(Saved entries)
_ _ _ _

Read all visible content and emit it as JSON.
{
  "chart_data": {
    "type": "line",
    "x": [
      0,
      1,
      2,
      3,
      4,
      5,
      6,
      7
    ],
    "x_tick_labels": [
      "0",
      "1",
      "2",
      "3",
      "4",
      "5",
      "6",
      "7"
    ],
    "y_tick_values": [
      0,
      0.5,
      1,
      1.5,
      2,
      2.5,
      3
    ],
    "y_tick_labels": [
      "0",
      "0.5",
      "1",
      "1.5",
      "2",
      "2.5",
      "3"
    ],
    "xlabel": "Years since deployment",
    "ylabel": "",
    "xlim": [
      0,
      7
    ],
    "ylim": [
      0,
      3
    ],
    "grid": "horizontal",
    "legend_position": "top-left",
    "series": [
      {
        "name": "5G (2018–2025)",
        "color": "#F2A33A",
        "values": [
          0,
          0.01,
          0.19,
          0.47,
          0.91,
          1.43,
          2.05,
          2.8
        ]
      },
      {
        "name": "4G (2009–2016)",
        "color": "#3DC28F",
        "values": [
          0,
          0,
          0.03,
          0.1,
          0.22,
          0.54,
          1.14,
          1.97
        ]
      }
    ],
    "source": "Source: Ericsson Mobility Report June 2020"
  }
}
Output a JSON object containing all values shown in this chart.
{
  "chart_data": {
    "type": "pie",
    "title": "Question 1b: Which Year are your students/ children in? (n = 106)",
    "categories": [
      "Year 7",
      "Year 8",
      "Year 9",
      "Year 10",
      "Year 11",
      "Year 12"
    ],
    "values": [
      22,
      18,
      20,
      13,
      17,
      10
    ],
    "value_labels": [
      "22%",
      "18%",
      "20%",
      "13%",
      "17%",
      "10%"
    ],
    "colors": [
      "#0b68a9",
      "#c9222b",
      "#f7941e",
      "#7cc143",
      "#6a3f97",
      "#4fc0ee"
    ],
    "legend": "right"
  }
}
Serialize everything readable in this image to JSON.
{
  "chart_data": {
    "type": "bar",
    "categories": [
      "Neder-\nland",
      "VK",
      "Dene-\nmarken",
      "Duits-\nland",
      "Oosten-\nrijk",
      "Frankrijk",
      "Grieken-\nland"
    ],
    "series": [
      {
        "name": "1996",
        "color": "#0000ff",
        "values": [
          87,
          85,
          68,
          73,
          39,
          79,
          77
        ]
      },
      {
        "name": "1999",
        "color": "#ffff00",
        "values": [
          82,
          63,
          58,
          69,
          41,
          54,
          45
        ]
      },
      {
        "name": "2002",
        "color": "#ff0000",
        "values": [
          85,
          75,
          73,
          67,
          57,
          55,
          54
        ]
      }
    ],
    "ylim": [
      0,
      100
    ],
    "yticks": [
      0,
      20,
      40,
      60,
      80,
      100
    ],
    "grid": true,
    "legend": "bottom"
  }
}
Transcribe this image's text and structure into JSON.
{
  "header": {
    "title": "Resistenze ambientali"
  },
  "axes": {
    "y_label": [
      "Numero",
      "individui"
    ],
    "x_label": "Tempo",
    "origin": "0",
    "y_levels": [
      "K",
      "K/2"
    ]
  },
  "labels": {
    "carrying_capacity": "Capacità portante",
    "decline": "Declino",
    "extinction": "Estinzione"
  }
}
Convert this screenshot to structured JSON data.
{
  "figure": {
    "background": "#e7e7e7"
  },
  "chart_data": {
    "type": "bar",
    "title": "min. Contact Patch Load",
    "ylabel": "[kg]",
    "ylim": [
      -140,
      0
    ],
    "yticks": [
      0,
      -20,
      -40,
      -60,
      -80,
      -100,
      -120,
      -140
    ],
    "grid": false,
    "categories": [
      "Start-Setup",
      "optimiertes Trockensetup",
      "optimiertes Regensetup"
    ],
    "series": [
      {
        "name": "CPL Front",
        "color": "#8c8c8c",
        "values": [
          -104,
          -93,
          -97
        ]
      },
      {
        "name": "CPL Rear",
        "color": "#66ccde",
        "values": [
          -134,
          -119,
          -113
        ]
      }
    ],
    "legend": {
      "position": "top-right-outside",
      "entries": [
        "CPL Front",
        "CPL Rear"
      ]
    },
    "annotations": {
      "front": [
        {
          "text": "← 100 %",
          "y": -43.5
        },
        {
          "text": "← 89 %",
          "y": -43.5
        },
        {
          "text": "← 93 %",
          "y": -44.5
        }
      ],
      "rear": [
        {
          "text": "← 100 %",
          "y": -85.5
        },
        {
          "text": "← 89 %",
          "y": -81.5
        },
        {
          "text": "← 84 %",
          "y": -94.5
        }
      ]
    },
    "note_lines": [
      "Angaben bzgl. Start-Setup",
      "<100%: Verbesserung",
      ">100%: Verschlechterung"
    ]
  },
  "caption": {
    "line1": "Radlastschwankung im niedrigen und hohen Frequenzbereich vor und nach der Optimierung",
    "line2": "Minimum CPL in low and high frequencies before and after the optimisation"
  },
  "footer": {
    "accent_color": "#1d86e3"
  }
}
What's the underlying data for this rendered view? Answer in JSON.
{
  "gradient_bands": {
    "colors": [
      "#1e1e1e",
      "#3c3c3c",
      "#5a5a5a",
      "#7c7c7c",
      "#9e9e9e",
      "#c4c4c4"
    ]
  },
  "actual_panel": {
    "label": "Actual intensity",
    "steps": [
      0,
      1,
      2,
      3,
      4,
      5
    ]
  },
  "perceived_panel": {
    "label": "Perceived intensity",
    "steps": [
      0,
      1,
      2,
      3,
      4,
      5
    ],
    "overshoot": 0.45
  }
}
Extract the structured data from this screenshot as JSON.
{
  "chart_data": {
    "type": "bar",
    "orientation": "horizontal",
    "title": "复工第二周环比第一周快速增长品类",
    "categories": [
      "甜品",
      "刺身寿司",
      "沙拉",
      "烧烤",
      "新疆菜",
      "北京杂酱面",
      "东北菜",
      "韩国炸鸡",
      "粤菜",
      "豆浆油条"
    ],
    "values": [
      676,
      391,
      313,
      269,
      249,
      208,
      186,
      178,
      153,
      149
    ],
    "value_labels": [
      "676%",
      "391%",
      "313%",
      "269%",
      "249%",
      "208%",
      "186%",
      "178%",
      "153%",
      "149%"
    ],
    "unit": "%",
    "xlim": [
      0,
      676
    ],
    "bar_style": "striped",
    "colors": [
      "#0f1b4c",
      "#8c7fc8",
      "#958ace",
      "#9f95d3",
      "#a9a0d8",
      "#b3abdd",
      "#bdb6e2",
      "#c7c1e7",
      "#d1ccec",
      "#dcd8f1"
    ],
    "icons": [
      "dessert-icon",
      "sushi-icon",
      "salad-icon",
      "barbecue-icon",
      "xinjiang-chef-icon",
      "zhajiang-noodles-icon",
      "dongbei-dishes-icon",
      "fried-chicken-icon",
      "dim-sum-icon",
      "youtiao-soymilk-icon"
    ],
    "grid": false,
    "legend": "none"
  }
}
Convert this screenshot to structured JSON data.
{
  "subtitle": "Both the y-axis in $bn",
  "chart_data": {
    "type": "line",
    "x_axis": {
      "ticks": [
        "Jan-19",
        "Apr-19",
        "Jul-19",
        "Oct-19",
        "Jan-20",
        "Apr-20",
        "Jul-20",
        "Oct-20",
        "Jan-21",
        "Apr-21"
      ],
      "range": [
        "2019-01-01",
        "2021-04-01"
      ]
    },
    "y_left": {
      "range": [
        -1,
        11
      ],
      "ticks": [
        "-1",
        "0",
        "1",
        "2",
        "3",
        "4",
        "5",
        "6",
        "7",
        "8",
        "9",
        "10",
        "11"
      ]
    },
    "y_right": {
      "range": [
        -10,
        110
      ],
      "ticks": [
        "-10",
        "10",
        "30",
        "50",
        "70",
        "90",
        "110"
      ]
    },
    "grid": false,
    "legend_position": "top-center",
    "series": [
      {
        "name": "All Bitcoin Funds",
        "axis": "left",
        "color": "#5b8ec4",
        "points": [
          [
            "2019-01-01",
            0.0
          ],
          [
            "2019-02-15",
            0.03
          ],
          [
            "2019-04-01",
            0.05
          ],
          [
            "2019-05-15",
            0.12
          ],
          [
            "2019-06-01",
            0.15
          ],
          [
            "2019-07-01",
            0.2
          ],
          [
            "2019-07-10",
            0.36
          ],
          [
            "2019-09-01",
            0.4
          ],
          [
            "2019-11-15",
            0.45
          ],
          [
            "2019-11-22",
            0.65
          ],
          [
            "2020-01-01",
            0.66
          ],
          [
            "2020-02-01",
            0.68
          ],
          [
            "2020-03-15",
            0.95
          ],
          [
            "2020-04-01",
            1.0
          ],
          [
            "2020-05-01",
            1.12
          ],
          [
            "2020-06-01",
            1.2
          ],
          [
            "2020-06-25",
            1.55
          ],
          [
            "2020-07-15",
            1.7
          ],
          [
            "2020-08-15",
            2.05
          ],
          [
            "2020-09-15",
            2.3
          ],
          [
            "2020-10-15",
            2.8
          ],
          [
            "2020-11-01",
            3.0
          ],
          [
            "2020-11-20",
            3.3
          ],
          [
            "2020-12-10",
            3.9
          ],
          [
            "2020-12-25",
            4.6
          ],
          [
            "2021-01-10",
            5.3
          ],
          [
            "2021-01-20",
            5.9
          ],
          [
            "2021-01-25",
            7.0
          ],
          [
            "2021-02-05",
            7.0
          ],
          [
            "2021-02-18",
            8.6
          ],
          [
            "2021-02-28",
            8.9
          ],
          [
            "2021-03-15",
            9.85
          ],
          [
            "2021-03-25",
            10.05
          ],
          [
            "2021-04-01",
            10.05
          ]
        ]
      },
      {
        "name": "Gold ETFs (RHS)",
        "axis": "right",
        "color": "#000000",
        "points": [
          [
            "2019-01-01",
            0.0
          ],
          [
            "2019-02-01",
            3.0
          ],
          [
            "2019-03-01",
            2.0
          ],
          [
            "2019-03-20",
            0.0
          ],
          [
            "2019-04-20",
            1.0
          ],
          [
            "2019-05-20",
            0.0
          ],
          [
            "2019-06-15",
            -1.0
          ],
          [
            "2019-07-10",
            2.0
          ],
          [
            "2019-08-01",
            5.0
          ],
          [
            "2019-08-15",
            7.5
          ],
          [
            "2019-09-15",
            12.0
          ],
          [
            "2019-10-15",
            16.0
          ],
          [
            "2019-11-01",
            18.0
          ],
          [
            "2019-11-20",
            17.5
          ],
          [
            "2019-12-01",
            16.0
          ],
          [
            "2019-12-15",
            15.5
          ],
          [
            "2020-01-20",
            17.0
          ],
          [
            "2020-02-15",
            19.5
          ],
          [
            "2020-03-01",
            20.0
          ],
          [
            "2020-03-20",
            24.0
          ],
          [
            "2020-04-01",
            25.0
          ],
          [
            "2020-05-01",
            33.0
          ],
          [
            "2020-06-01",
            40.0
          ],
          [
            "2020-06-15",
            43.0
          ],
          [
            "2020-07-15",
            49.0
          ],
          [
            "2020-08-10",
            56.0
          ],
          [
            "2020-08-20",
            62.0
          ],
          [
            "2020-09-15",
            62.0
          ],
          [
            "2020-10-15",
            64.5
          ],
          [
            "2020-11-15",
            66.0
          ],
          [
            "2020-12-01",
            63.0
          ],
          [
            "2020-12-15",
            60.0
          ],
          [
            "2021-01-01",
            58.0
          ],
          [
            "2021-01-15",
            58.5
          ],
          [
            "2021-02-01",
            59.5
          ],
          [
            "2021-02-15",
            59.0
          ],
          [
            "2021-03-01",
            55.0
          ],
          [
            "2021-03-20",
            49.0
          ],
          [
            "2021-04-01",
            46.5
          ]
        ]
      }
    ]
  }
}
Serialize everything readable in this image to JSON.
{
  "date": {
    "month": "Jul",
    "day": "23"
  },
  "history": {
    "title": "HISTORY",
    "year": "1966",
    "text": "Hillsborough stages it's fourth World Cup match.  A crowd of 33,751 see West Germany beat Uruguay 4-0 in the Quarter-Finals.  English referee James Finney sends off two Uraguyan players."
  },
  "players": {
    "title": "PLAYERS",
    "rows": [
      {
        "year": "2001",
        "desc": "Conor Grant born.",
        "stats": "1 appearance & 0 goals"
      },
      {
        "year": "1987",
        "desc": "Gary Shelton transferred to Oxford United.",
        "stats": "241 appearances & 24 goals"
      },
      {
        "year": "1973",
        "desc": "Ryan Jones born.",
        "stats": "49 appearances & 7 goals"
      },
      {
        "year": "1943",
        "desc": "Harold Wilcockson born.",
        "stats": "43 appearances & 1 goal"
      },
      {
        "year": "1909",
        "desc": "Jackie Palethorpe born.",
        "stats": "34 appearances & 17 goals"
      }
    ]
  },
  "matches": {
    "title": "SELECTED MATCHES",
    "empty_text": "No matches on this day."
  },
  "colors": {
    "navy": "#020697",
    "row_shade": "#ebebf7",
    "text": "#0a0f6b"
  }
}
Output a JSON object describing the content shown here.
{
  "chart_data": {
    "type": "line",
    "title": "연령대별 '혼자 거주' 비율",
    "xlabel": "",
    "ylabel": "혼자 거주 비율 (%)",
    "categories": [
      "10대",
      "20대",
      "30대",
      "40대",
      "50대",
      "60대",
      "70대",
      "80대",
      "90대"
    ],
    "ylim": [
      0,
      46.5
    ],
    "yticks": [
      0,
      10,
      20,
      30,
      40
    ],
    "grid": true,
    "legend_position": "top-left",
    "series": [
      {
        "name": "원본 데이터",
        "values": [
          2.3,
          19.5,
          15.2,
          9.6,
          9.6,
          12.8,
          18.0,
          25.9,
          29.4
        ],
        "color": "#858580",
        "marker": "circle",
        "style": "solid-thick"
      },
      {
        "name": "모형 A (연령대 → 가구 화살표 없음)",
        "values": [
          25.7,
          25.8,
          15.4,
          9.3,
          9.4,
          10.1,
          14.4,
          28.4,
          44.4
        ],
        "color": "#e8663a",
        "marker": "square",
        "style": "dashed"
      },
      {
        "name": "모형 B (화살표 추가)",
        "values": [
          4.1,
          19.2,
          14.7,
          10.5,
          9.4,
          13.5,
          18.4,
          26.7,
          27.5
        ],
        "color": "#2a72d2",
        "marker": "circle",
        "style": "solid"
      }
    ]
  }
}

_ _ _ _

### WORK TO BE COMPLETED
Copy every line from the entries that contains the word "content".

### EXPECTED ANSWER
Read all visible content and emit it as JSON.
Output a JSON object describing the content shown here.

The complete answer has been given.